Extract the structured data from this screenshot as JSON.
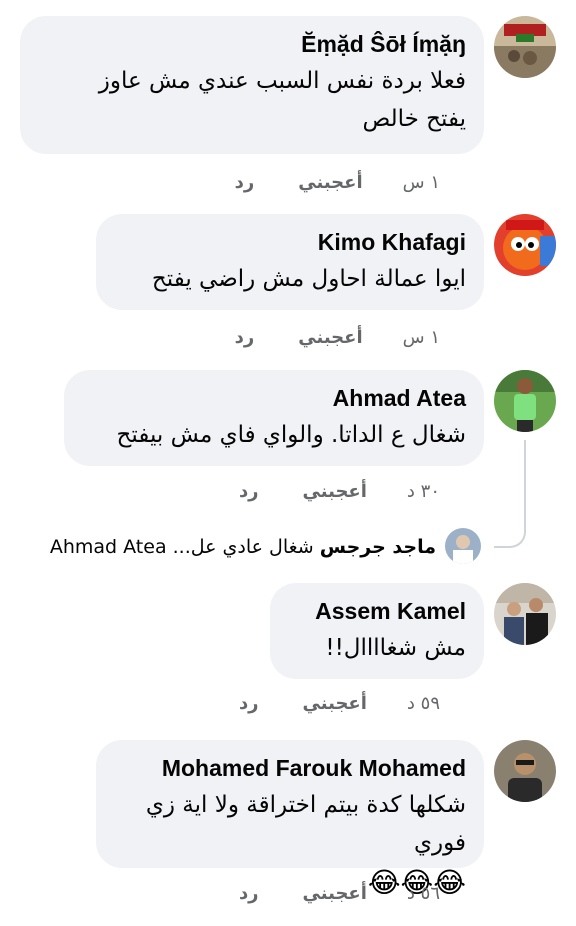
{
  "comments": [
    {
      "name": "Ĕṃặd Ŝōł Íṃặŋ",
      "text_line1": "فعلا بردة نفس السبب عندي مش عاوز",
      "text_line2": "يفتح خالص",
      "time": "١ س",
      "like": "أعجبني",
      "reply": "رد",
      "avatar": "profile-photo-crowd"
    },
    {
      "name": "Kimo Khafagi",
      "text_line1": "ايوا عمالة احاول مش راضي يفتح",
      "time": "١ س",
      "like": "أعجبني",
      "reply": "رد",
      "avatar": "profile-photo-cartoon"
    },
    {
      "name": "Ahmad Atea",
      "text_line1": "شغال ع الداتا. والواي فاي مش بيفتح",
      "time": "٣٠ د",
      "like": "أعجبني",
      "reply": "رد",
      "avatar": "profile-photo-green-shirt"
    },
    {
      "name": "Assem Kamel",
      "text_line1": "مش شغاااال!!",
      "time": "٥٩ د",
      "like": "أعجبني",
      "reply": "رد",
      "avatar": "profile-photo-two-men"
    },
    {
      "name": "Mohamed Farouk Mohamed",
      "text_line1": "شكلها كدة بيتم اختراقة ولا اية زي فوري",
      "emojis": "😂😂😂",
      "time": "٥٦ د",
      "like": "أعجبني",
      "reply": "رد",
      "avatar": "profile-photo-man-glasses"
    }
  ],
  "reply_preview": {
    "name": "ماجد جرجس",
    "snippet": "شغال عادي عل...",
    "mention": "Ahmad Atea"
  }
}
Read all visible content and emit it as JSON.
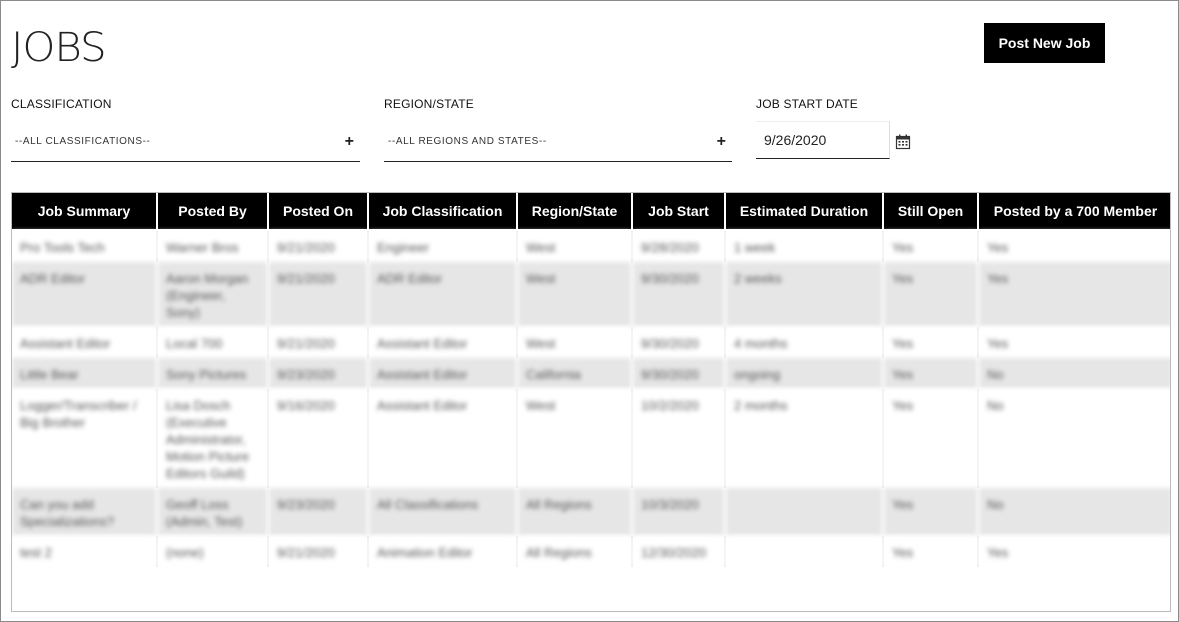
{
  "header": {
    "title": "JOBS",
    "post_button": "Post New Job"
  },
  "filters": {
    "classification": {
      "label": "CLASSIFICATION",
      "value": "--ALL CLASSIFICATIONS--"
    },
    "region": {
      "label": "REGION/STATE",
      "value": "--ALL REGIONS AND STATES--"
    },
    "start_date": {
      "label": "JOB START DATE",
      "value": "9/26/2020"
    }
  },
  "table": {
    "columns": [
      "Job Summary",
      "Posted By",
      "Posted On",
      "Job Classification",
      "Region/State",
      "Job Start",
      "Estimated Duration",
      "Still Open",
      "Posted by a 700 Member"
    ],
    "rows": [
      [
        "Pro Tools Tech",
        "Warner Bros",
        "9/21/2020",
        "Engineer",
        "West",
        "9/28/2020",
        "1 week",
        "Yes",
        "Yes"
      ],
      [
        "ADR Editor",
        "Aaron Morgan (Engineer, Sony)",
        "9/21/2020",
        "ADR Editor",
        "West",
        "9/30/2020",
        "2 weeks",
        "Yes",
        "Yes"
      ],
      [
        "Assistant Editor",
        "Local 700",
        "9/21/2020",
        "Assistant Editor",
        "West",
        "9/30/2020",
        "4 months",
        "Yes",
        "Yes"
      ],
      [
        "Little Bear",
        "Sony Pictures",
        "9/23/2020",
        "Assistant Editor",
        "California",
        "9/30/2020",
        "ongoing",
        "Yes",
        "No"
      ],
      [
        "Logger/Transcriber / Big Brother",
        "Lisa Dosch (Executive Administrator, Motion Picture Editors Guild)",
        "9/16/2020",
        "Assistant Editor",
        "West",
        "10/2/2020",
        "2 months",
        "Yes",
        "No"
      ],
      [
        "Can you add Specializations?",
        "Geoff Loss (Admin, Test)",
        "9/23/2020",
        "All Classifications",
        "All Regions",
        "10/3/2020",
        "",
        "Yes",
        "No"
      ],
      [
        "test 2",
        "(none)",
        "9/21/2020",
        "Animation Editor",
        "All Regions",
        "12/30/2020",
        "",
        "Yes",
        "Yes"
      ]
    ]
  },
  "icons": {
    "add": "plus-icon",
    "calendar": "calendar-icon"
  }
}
• • •
Given request: Identify all lines in the records above with the word "profile".

Response:
      "avatar": "profile-photo-crowd"
      "avatar": "profile-photo-cartoon"
      "avatar": "profile-photo-green-shirt"
      "avatar": "profile-photo-two-men"
      "avatar": "profile-photo-man-glasses"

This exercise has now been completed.